==== DATASET RECORDS ====
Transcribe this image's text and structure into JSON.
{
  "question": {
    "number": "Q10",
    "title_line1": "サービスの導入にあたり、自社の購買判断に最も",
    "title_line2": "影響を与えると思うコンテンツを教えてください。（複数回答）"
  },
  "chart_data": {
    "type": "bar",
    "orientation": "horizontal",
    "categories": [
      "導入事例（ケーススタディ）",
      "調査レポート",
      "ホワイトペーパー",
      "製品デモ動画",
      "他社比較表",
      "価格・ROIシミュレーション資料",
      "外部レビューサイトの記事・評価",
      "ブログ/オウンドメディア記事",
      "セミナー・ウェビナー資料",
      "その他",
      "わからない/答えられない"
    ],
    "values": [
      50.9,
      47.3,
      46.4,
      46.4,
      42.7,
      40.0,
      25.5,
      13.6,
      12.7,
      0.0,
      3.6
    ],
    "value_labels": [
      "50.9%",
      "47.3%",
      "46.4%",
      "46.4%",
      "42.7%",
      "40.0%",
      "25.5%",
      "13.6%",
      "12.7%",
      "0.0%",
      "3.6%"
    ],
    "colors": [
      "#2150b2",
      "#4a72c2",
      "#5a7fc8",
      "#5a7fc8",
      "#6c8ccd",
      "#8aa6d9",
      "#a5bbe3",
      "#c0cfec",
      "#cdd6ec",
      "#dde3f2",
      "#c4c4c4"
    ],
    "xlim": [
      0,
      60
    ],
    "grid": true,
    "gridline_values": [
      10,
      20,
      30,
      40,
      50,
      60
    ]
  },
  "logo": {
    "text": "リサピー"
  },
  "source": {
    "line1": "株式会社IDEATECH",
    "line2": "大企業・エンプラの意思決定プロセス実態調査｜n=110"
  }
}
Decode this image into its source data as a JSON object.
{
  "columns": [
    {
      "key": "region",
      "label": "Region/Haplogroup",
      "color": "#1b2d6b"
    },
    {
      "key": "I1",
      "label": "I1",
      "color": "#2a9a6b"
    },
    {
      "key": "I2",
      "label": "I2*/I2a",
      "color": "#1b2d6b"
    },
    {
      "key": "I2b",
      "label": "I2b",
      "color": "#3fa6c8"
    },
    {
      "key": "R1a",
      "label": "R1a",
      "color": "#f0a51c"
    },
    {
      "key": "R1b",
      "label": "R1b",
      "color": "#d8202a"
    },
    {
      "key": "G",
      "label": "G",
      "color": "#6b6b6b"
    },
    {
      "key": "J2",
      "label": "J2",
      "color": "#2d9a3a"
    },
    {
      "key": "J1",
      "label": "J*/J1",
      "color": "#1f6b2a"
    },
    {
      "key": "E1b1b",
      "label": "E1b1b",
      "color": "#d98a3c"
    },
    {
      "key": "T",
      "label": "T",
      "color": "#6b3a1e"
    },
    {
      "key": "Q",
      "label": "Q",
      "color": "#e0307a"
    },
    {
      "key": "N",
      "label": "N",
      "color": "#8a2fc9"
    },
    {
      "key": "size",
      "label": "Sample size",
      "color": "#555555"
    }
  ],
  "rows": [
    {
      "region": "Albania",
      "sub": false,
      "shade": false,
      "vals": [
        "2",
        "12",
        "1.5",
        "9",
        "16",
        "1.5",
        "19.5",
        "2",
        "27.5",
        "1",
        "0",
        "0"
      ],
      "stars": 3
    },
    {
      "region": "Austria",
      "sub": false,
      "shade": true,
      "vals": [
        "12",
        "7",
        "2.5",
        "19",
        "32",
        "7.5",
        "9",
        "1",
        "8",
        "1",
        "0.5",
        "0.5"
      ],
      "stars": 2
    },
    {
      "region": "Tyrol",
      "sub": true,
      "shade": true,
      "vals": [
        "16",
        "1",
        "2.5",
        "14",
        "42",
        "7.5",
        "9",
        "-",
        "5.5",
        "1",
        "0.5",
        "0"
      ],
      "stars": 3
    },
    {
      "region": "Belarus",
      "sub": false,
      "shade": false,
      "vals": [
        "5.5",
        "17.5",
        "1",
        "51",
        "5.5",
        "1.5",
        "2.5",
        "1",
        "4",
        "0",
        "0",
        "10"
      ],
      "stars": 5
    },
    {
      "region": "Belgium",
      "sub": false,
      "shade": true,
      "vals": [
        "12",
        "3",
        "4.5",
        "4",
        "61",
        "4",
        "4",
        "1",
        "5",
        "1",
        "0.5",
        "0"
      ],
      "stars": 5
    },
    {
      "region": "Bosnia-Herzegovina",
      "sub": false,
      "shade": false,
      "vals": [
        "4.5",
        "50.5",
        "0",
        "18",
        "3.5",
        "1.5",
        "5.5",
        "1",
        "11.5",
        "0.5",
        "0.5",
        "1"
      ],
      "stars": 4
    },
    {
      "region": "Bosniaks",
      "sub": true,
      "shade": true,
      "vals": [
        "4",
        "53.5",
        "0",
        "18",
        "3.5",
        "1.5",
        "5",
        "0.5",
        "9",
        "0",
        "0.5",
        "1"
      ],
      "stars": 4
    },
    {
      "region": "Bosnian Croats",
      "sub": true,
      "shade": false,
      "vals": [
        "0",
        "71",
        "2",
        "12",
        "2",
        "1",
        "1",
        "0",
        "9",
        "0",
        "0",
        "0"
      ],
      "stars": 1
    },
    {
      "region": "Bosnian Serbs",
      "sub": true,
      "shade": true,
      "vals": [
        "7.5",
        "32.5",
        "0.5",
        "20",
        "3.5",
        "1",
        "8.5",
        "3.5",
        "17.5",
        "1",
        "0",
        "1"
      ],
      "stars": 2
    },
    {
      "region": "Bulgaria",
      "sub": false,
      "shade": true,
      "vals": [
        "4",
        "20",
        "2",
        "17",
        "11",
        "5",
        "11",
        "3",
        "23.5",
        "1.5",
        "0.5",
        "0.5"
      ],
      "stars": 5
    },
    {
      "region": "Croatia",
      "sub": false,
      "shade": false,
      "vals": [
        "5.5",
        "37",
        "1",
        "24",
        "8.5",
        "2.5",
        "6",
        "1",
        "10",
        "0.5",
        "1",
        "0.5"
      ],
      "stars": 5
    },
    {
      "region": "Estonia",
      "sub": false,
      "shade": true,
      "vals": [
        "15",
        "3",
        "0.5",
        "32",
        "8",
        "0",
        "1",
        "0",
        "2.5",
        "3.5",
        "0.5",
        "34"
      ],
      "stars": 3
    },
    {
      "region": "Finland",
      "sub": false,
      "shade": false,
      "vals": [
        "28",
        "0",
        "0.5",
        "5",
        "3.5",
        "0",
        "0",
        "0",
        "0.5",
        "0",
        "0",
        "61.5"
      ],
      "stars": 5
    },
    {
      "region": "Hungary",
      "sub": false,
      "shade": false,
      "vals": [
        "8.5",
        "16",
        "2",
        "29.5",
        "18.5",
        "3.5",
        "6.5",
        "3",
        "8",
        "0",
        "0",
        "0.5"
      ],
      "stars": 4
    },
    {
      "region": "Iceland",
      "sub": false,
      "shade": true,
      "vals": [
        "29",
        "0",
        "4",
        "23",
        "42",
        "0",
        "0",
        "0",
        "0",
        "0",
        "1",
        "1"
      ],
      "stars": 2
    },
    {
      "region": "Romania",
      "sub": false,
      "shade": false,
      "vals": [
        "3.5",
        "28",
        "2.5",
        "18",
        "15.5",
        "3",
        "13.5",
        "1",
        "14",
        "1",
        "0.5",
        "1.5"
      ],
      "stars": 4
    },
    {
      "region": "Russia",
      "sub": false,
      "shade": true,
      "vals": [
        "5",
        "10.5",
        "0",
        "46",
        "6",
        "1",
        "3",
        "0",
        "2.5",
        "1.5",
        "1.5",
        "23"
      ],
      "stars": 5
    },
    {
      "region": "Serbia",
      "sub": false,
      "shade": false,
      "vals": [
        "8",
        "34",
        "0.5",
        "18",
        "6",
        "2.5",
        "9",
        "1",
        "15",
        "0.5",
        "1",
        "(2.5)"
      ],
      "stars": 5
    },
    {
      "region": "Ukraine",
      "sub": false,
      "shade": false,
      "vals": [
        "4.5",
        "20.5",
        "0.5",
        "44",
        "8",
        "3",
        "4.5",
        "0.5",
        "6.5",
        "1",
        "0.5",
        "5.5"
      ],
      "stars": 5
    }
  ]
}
====
**STATED PROBLEM:**
Look through the entries and return every line where "image" appears.

**COMPLETED TASK:**
Transcribe this image's text and structure into JSON.
Decode this image into its source data as a JSON object.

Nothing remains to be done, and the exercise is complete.